Extract the complete listing and output it unchanged.

◆ Data listing ◆
-*-*-
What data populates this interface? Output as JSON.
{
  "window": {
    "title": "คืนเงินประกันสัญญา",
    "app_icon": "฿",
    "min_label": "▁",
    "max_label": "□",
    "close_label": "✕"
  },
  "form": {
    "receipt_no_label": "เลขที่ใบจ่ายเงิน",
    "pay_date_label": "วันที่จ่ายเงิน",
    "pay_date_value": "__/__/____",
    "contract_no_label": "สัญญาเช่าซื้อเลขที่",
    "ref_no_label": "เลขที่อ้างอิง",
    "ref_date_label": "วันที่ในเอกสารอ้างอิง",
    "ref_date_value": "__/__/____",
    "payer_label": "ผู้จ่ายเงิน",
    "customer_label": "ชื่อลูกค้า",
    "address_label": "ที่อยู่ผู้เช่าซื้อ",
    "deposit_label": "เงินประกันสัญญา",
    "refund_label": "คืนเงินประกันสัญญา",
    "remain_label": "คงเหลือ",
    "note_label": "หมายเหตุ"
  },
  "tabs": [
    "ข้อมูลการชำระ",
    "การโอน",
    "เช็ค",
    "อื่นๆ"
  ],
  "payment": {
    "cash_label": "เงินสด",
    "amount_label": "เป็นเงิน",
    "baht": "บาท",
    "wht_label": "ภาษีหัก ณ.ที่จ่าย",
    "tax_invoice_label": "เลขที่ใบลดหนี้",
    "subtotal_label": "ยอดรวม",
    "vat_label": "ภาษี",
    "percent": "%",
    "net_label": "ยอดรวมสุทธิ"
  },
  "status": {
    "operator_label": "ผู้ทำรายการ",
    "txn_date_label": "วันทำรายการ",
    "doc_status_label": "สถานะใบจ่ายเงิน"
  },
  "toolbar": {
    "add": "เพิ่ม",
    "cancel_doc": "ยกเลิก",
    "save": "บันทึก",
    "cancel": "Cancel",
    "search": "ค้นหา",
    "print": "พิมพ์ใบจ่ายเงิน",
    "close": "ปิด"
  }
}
-*-*-
◆ ANSWER TO THE EXERCISE ◆
What data populates this interface? Output as JSON.
{
  "window": {
    "title": "คืนเงินประกันสัญญา",
    "app_icon": "฿",
    "min_label": "▁",
    "max_label": "□",
    "close_label": "✕"
  },
  "form": {
    "receipt_no_label": "เลขที่ใบจ่ายเงิน",
    "pay_date_label": "วันที่จ่ายเงิน",
    "pay_date_value": "__/__/____",
    "contract_no_label": "สัญญาเช่าซื้อเลขที่",
    "ref_no_label": "เลขที่อ้างอิง",
    "ref_date_label": "วันที่ในเอกสารอ้างอิง",
    "ref_date_value": "__/__/____",
    "payer_label": "ผู้จ่ายเงิน",
    "customer_label": "ชื่อลูกค้า",
    "address_label": "ที่อยู่ผู้เช่าซื้อ",
    "deposit_label": "เงินประกันสัญญา",
    "refund_label": "คืนเงินประกันสัญญา",
    "remain_label": "คงเหลือ",
    "note_label": "หมายเหตุ"
  },
  "tabs": [
    "ข้อมูลการชำระ",
    "การโอน",
    "เช็ค",
    "อื่นๆ"
  ],
  "payment": {
    "cash_label": "เงินสด",
    "amount_label": "เป็นเงิน",
    "baht": "บาท",
    "wht_label": "ภาษีหัก ณ.ที่จ่าย",
    "tax_invoice_label": "เลขที่ใบลดหนี้",
    "subtotal_label": "ยอดรวม",
    "vat_label": "ภาษี",
    "percent": "%",
    "net_label": "ยอดรวมสุทธิ"
  },
  "status": {
    "operator_label": "ผู้ทำรายการ",
    "txn_date_label": "วันทำรายการ",
    "doc_status_label": "สถานะใบจ่ายเงิน"
  },
  "toolbar": {
    "add": "เพิ่ม",
    "cancel_doc": "ยกเลิก",
    "save": "บันทึก",
    "cancel": "Cancel",
    "search": "ค้นหา",
    "print": "พิมพ์ใบจ่ายเงิน",
    "close": "ปิด"
  }
}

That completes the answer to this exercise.